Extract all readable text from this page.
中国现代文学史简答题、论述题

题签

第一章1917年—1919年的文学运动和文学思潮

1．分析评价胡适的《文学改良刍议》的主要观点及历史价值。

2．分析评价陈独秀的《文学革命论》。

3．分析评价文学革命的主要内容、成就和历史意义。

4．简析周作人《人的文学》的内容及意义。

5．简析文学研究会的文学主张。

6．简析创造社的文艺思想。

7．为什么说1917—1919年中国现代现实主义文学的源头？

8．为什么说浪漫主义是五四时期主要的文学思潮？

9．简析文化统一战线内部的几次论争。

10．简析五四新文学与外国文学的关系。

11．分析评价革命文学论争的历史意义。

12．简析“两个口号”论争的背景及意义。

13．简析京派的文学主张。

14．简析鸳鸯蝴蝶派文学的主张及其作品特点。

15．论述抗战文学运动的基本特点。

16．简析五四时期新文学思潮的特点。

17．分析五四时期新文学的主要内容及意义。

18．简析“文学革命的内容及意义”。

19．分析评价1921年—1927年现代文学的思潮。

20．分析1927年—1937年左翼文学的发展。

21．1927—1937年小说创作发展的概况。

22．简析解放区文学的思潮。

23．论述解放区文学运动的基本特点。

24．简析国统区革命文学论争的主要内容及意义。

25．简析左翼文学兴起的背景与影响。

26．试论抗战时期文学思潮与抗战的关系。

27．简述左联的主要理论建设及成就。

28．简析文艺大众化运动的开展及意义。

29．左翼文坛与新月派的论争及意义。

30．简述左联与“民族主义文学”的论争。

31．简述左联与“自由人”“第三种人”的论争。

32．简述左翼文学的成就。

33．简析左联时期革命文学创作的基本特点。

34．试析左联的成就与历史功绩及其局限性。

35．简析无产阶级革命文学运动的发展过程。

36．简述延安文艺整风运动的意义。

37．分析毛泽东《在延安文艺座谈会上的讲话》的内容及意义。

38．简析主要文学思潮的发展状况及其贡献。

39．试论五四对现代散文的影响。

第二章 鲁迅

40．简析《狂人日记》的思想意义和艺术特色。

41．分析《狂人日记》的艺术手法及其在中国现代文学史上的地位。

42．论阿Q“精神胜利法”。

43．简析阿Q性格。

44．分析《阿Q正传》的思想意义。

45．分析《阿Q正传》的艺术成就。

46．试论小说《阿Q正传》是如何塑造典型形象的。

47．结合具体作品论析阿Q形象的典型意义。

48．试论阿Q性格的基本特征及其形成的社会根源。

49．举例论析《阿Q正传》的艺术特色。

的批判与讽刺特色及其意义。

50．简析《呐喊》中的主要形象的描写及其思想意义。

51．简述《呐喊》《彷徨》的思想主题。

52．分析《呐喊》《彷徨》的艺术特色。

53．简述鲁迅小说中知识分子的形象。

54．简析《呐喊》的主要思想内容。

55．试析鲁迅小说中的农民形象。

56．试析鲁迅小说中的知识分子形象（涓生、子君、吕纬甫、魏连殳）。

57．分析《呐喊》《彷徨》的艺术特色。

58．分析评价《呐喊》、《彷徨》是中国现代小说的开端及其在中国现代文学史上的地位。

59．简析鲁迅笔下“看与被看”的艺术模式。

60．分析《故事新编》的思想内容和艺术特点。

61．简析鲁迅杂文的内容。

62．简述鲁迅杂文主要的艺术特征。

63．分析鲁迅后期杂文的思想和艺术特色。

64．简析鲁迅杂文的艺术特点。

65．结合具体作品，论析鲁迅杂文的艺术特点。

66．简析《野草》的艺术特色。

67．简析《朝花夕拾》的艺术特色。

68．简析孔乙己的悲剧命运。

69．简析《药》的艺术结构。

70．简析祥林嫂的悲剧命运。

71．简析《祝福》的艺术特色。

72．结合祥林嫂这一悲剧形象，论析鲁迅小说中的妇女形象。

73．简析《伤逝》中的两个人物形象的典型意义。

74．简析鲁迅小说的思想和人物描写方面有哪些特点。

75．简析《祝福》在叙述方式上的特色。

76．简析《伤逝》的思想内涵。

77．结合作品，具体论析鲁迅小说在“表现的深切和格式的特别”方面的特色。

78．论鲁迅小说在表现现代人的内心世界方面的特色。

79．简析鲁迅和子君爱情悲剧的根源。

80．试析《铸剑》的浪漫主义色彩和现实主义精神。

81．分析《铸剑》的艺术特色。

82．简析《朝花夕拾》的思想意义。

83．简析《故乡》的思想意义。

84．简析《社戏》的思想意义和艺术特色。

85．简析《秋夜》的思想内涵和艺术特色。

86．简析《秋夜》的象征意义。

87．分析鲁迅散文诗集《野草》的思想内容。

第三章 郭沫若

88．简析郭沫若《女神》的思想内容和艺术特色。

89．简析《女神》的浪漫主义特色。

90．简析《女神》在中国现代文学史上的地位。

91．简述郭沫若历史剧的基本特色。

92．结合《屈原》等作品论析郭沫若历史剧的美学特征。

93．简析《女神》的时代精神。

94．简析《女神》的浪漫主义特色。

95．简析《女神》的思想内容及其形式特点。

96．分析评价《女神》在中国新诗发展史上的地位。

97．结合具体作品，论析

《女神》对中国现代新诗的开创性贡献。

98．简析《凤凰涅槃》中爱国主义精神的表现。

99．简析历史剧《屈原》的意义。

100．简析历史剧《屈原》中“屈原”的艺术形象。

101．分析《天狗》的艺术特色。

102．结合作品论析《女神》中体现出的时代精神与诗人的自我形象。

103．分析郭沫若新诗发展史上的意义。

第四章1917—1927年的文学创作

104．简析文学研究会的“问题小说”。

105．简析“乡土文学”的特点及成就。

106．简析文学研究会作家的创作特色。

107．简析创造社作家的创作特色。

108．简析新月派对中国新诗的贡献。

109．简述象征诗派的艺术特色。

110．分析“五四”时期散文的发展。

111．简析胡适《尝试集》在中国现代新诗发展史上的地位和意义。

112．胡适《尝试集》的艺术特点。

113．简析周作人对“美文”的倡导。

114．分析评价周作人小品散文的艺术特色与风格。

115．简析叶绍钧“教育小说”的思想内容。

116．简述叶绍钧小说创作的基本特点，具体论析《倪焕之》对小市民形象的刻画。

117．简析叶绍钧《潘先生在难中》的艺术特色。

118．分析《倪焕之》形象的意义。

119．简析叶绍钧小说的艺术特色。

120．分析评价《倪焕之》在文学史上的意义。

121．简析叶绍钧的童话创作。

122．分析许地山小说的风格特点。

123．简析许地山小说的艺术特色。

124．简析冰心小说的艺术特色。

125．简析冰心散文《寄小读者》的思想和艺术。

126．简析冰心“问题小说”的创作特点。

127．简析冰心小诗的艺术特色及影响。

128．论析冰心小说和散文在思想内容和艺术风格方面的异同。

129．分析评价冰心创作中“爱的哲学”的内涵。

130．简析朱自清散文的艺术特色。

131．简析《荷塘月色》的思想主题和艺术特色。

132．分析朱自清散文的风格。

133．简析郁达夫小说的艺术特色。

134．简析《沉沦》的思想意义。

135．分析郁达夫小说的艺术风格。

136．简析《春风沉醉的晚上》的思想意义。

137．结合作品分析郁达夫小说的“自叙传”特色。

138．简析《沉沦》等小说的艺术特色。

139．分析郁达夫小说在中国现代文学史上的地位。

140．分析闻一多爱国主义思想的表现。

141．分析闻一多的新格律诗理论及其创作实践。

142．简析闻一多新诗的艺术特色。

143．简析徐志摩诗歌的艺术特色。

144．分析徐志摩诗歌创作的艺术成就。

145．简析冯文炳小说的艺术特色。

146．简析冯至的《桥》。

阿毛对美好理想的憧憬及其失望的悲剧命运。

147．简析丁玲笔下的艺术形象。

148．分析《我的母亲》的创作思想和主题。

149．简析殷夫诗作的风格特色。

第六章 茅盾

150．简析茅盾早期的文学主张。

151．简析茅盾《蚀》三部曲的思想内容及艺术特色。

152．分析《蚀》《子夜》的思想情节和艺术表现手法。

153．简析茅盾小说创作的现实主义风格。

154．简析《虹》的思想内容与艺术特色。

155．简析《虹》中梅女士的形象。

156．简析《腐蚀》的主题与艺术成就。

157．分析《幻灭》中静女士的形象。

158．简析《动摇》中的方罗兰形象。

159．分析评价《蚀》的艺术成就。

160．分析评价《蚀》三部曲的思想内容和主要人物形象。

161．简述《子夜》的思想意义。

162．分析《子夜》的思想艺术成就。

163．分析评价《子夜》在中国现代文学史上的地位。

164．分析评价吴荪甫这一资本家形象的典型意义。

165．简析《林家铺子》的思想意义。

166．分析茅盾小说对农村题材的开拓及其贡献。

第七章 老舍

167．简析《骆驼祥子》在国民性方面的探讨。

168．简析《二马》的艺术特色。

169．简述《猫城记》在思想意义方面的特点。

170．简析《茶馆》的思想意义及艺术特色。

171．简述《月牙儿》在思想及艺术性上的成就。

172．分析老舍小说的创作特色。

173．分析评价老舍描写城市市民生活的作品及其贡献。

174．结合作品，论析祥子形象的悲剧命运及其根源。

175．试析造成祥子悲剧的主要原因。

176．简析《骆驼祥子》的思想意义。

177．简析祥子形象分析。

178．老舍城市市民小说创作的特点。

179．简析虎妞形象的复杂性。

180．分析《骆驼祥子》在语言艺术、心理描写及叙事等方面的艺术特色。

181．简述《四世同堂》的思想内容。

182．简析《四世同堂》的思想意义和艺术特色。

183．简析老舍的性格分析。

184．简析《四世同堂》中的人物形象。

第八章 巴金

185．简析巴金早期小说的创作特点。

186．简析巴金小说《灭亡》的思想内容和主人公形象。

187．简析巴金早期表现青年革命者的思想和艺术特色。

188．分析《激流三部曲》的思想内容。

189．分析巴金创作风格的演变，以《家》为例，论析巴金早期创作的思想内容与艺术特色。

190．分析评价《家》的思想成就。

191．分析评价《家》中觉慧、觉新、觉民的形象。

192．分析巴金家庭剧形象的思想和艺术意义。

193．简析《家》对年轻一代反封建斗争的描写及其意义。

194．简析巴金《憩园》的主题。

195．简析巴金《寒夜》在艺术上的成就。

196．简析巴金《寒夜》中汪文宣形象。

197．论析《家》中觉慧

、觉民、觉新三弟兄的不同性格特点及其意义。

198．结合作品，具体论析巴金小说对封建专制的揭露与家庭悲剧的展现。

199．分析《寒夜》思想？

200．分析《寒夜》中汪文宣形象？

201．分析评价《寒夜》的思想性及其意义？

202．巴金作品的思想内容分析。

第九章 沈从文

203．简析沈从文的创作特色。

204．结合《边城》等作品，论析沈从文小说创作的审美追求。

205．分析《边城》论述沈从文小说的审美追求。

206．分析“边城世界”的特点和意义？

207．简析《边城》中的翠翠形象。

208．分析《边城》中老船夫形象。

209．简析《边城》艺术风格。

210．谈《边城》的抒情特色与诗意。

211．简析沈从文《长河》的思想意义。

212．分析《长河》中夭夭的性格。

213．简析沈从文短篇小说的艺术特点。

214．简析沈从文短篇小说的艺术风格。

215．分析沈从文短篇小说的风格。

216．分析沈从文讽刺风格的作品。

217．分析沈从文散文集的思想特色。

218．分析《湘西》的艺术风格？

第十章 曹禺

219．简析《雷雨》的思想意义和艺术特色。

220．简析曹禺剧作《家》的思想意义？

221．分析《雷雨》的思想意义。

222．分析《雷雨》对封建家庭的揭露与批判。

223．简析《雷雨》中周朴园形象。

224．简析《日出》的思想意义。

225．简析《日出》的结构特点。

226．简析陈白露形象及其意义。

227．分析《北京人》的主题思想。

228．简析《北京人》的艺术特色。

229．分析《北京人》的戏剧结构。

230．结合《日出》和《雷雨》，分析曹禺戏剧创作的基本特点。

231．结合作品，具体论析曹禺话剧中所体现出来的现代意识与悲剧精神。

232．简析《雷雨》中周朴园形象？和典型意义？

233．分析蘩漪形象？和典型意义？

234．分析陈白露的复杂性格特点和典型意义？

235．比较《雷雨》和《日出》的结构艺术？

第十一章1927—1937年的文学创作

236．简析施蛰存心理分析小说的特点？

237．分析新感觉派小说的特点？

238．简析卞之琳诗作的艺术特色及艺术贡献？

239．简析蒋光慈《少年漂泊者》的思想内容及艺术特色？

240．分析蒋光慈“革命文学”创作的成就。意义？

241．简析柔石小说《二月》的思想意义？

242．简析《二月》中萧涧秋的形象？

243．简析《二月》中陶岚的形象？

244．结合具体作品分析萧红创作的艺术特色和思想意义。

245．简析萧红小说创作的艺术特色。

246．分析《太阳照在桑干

····················

Copy all lines of the material above where the string "四世同堂" occurs.

**Reply to the task**.
181．简述《四世同堂》的思想内容。
182．简析《四世同堂》的思想意义和艺术特色。
184．简析《四世同堂》中的人物形象。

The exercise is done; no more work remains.